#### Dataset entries
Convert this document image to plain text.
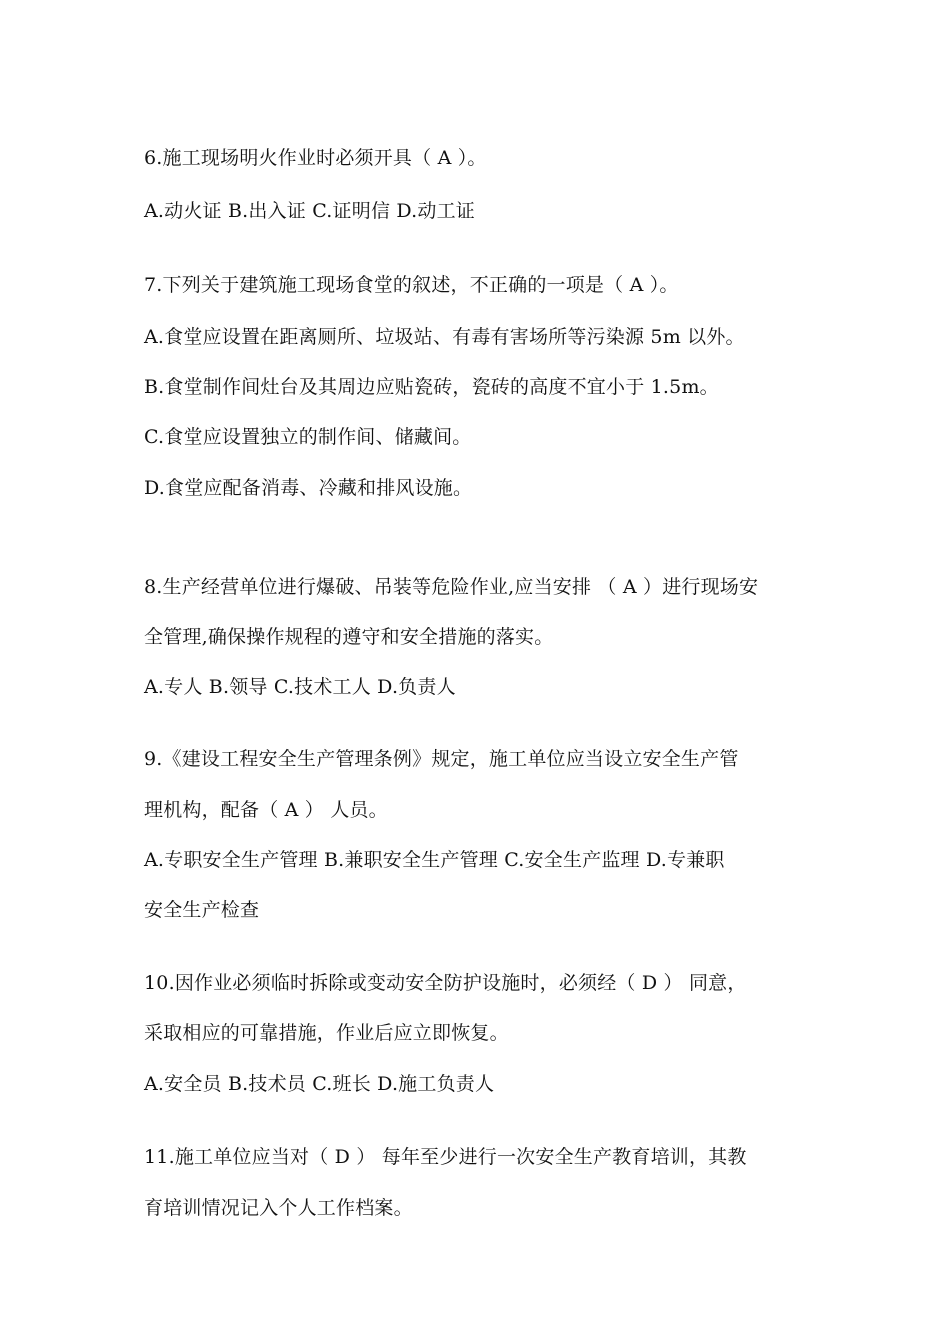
6.施工现场明火作业时必须开具（ A ）。
A.动火证 B.出入证 C.证明信 D.动工证
7.下列关于建筑施工现场食堂的叙述，不正确的一项是（ A ）。
A.食堂应设置在距离厕所、垃圾站、有毒有害场所等污染源 5m 以外。
B.食堂制作间灶台及其周边应贴瓷砖，瓷砖的高度不宜小于 1.5m。
C.食堂应设置独立的制作间、储藏间。
D.食堂应配备消毒、冷藏和排风设施。
8.生产经营单位进行爆破、吊装等危险作业,应当安排 （ A ）进行现场安
全管理,确保操作规程的遵守和安全措施的落实。
A.专人 B.领导 C.技术工人 D.负责人
9.《建设工程安全生产管理条例》规定，施工单位应当设立安全生产管
理机构，配备（ A ） 人员。
A.专职安全生产管理 B.兼职安全生产管理 C.安全生产监理 D.专兼职
安全生产检查
10.因作业必须临时拆除或变动安全防护设施时，必须经（ D ） 同意，
采取相应的可靠措施，作业后应立即恢复。
A.安全员 B.技术员 C.班长 D.施工负责人
11.施工单位应当对（ D ） 每年至少进行一次安全生产教育培训，其教
育培训情况记入个人工作档案。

#### WHAT YOU WILL DO
Make an exact copy of all entries above, dropping the images.

#### PROBLEM SOLUTION
Convert this document image to plain text.
6.施工现场明火作业时必须开具（ A ）。
A.动火证 B.出入证 C.证明信 D.动工证
7.下列关于建筑施工现场食堂的叙述，不正确的一项是（ A ）。
A.食堂应设置在距离厕所、垃圾站、有毒有害场所等污染源 5m 以外。
B.食堂制作间灶台及其周边应贴瓷砖，瓷砖的高度不宜小于 1.5m。
C.食堂应设置独立的制作间、储藏间。
D.食堂应配备消毒、冷藏和排风设施。
8.生产经营单位进行爆破、吊装等危险作业,应当安排 （ A ）进行现场安
全管理,确保操作规程的遵守和安全措施的落实。
A.专人 B.领导 C.技术工人 D.负责人
9.《建设工程安全生产管理条例》规定，施工单位应当设立安全生产管
理机构，配备（ A ） 人员。
A.专职安全生产管理 B.兼职安全生产管理 C.安全生产监理 D.专兼职
安全生产检查
10.因作业必须临时拆除或变动安全防护设施时，必须经（ D ） 同意，
采取相应的可靠措施，作业后应立即恢复。
A.安全员 B.技术员 C.班长 D.施工负责人
11.施工单位应当对（ D ） 每年至少进行一次安全生产教育培训，其教
育培训情况记入个人工作档案。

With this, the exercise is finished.